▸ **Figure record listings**
<<<<

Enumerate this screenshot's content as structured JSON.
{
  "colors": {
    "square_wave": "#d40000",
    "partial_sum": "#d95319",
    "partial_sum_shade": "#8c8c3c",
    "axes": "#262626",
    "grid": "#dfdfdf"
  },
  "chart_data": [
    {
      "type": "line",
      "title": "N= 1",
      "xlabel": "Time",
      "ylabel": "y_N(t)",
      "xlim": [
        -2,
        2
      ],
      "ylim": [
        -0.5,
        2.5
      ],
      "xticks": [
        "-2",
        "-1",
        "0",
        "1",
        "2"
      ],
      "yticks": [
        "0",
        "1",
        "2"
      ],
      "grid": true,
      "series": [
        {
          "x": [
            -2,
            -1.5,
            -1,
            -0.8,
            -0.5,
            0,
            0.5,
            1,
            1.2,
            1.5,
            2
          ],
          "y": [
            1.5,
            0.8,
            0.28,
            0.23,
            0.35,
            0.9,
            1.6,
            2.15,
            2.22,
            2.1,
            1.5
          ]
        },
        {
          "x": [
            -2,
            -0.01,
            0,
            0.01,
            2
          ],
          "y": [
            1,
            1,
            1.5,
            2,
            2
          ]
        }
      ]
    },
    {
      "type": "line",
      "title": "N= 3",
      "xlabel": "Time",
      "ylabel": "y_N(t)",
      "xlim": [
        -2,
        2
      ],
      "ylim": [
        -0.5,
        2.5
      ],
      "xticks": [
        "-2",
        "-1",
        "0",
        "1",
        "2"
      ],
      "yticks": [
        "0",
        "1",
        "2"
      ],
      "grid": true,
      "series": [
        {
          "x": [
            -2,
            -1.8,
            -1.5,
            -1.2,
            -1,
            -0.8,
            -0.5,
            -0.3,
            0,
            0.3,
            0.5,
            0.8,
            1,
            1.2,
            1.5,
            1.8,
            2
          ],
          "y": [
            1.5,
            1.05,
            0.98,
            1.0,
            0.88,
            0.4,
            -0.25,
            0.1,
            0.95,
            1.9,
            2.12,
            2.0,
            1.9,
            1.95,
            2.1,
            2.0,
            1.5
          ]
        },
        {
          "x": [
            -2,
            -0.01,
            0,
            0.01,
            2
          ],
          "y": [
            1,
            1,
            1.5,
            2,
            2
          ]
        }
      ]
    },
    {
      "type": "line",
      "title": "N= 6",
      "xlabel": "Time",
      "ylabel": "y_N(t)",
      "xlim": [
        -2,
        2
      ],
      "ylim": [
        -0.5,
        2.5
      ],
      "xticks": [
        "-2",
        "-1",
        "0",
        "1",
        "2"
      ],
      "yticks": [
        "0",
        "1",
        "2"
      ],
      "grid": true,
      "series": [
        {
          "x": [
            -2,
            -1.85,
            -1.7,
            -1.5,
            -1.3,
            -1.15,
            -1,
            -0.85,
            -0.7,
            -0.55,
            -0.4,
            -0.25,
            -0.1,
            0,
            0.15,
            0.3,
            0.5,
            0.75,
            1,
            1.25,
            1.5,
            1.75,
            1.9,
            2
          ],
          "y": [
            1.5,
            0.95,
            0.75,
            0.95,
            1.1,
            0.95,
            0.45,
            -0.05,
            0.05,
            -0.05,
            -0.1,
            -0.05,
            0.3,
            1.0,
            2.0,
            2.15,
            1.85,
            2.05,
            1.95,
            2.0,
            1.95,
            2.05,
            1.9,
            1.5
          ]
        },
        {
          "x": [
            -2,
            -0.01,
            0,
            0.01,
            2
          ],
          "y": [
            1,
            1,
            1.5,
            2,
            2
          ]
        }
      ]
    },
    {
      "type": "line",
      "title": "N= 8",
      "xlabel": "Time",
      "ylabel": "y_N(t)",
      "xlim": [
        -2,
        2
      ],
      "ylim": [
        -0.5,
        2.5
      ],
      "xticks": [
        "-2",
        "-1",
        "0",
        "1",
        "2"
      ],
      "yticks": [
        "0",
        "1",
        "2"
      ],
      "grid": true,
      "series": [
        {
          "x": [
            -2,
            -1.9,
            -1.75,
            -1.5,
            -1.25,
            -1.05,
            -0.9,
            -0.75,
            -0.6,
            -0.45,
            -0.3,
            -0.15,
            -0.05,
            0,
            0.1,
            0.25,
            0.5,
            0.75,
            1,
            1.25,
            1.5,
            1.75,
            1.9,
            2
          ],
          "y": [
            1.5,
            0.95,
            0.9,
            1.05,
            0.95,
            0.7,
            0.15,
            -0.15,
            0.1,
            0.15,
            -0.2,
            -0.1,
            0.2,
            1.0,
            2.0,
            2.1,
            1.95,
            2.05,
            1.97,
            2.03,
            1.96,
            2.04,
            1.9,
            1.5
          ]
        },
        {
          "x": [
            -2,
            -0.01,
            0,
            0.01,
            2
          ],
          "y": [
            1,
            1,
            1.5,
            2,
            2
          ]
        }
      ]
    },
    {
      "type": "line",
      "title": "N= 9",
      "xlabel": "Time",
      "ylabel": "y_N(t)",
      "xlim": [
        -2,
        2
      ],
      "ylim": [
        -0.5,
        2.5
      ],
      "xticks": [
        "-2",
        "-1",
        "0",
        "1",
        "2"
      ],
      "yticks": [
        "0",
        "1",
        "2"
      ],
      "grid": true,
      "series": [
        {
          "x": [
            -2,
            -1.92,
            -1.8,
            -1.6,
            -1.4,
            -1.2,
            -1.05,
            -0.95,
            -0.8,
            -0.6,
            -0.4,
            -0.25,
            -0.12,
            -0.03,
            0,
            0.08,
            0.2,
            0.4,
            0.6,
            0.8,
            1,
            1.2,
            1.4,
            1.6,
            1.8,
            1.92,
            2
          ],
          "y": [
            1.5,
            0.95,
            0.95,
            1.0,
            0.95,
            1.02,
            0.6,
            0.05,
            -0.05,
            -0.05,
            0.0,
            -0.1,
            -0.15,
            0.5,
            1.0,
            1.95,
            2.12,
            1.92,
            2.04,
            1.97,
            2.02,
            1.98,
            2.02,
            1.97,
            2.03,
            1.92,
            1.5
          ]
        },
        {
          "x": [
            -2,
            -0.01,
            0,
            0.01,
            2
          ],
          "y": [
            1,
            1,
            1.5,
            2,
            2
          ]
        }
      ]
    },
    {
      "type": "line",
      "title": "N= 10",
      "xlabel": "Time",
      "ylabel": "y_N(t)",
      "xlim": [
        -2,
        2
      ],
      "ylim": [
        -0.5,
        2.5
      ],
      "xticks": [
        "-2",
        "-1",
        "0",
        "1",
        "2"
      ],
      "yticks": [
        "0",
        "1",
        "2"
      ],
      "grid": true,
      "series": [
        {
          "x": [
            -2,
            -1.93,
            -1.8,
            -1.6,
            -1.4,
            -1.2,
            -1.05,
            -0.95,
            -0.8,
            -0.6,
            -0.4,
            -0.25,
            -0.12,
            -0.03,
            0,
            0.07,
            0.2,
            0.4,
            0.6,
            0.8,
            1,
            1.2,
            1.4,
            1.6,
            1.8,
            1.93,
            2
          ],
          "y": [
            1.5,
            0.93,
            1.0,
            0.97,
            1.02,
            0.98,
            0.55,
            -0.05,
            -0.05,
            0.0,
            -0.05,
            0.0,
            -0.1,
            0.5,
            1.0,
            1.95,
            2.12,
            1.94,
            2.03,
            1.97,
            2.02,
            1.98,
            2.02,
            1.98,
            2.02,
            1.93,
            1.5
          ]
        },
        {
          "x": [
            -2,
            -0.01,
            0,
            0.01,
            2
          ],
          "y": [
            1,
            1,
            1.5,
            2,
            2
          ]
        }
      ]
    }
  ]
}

>>>>

▸ **WHAT THE TASK ASKS**
Repeat every line of the material exactly as given.

▸ **TASK RESPONSE**
Enumerate this screenshot's content as structured JSON.
{
  "colors": {
    "square_wave": "#d40000",
    "partial_sum": "#d95319",
    "partial_sum_shade": "#8c8c3c",
    "axes": "#262626",
    "grid": "#dfdfdf"
  },
  "chart_data": [
    {
      "type": "line",
      "title": "N= 1",
      "xlabel": "Time",
      "ylabel": "y_N(t)",
      "xlim": [
        -2,
        2
      ],
      "ylim": [
        -0.5,
        2.5
      ],
      "xticks": [
        "-2",
        "-1",
        "0",
        "1",
        "2"
      ],
      "yticks": [
        "0",
        "1",
        "2"
      ],
      "grid": true,
      "series": [
        {
          "x": [
            -2,
            -1.5,
            -1,
            -0.8,
            -0.5,
            0,
            0.5,
            1,
            1.2,
            1.5,
            2
          ],
          "y": [
            1.5,
            0.8,
            0.28,
            0.23,
            0.35,
            0.9,
            1.6,
            2.15,
            2.22,
            2.1,
            1.5
          ]
        },
        {
          "x": [
            -2,
            -0.01,
            0,
            0.01,
            2
          ],
          "y": [
            1,
            1,
            1.5,
            2,
            2
          ]
        }
      ]
    },
    {
      "type": "line",
      "title": "N= 3",
      "xlabel": "Time",
      "ylabel": "y_N(t)",
      "xlim": [
        -2,
        2
      ],
      "ylim": [
        -0.5,
        2.5
      ],
      "xticks": [
        "-2",
        "-1",
        "0",
        "1",
        "2"
      ],
      "yticks": [
        "0",
        "1",
        "2"
      ],
      "grid": true,
      "series": [
        {
          "x": [
            -2,
            -1.8,
            -1.5,
            -1.2,
            -1,
            -0.8,
            -0.5,
            -0.3,
            0,
            0.3,
            0.5,
            0.8,
            1,
            1.2,
            1.5,
            1.8,
            2
          ],
          "y": [
            1.5,
            1.05,
            0.98,
            1.0,
            0.88,
            0.4,
            -0.25,
            0.1,
            0.95,
            1.9,
            2.12,
            2.0,
            1.9,
            1.95,
            2.1,
            2.0,
            1.5
          ]
        },
        {
          "x": [
            -2,
            -0.01,
            0,
            0.01,
            2
          ],
          "y": [
            1,
            1,
            1.5,
            2,
            2
          ]
        }
      ]
    },
    {
      "type": "line",
      "title": "N= 6",
      "xlabel": "Time",
      "ylabel": "y_N(t)",
      "xlim": [
        -2,
        2
      ],
      "ylim": [
        -0.5,
        2.5
      ],
      "xticks": [
        "-2",
        "-1",
        "0",
        "1",
        "2"
      ],
      "yticks": [
        "0",
        "1",
        "2"
      ],
      "grid": true,
      "series": [
        {
          "x": [
            -2,
            -1.85,
            -1.7,
            -1.5,
            -1.3,
            -1.15,
            -1,
            -0.85,
            -0.7,
            -0.55,
            -0.4,
            -0.25,
            -0.1,
            0,
            0.15,
            0.3,
            0.5,
            0.75,
            1,
            1.25,
            1.5,
            1.75,
            1.9,
            2
          ],
          "y": [
            1.5,
            0.95,
            0.75,
            0.95,
            1.1,
            0.95,
            0.45,
            -0.05,
            0.05,
            -0.05,
            -0.1,
            -0.05,
            0.3,
            1.0,
            2.0,
            2.15,
            1.85,
            2.05,
            1.95,
            2.0,
            1.95,
            2.05,
            1.9,
            1.5
          ]
        },
        {
          "x": [
            -2,
            -0.01,
            0,
            0.01,
            2
          ],
          "y": [
            1,
            1,
            1.5,
            2,
            2
          ]
        }
      ]
    },
    {
      "type": "line",
      "title": "N= 8",
      "xlabel": "Time",
      "ylabel": "y_N(t)",
      "xlim": [
        -2,
        2
      ],
      "ylim": [
        -0.5,
        2.5
      ],
      "xticks": [
        "-2",
        "-1",
        "0",
        "1",
        "2"
      ],
      "yticks": [
        "0",
        "1",
        "2"
      ],
      "grid": true,
      "series": [
        {
          "x": [
            -2,
            -1.9,
            -1.75,
            -1.5,
            -1.25,
            -1.05,
            -0.9,
            -0.75,
            -0.6,
            -0.45,
            -0.3,
            -0.15,
            -0.05,
            0,
            0.1,
            0.25,
            0.5,
            0.75,
            1,
            1.25,
            1.5,
            1.75,
            1.9,
            2
          ],
          "y": [
            1.5,
            0.95,
            0.9,
            1.05,
            0.95,
            0.7,
            0.15,
            -0.15,
            0.1,
            0.15,
            -0.2,
            -0.1,
            0.2,
            1.0,
            2.0,
            2.1,
            1.95,
            2.05,
            1.97,
            2.03,
            1.96,
            2.04,
            1.9,
            1.5
          ]
        },
        {
          "x": [
            -2,
            -0.01,
            0,
            0.01,
            2
          ],
          "y": [
            1,
            1,
            1.5,
            2,
            2
          ]
        }
      ]
    },
    {
      "type": "line",
      "title": "N= 9",
      "xlabel": "Time",
      "ylabel": "y_N(t)",
      "xlim": [
        -2,
        2
      ],
      "ylim": [
        -0.5,
        2.5
      ],
      "xticks": [
        "-2",
        "-1",
        "0",
        "1",
        "2"
      ],
      "yticks": [
        "0",
        "1",
        "2"
      ],
      "grid": true,
      "series": [
        {
          "x": [
            -2,
            -1.92,
            -1.8,
            -1.6,
            -1.4,
            -1.2,
            -1.05,
            -0.95,
            -0.8,
            -0.6,
            -0.4,
            -0.25,
            -0.12,
            -0.03,
            0,
            0.08,
            0.2,
            0.4,
            0.6,
            0.8,
            1,
            1.2,
            1.4,
            1.6,
            1.8,
            1.92,
            2
          ],
          "y": [
            1.5,
            0.95,
            0.95,
            1.0,
            0.95,
            1.02,
            0.6,
            0.05,
            -0.05,
            -0.05,
            0.0,
            -0.1,
            -0.15,
            0.5,
            1.0,
            1.95,
            2.12,
            1.92,
            2.04,
            1.97,
            2.02,
            1.98,
            2.02,
            1.97,
            2.03,
            1.92,
            1.5
          ]
        },
        {
          "x": [
            -2,
            -0.01,
            0,
            0.01,
            2
          ],
          "y": [
            1,
            1,
            1.5,
            2,
            2
          ]
        }
      ]
    },
    {
      "type": "line",
      "title": "N= 10",
      "xlabel": "Time",
      "ylabel": "y_N(t)",
      "xlim": [
        -2,
        2
      ],
      "ylim": [
        -0.5,
        2.5
      ],
      "xticks": [
        "-2",
        "-1",
        "0",
        "1",
        "2"
      ],
      "yticks": [
        "0",
        "1",
        "2"
      ],
      "grid": true,
      "series": [
        {
          "x": [
            -2,
            -1.93,
            -1.8,
            -1.6,
            -1.4,
            -1.2,
            -1.05,
            -0.95,
            -0.8,
            -0.6,
            -0.4,
            -0.25,
            -0.12,
            -0.03,
            0,
            0.07,
            0.2,
            0.4,
            0.6,
            0.8,
            1,
            1.2,
            1.4,
            1.6,
            1.8,
            1.93,
            2
          ],
          "y": [
            1.5,
            0.93,
            1.0,
            0.97,
            1.02,
            0.98,
            0.55,
            -0.05,
            -0.05,
            0.0,
            -0.05,
            0.0,
            -0.1,
            0.5,
            1.0,
            1.95,
            2.12,
            1.94,
            2.03,
            1.97,
            2.02,
            1.98,
            2.02,
            1.98,
            2.02,
            1.93,
            1.5
          ]
        },
        {
          "x": [
            -2,
            -0.01,
            0,
            0.01,
            2
          ],
          "y": [
            1,
            1,
            1.5,
            2,
            2
          ]
        }
      ]
    }
  ]
}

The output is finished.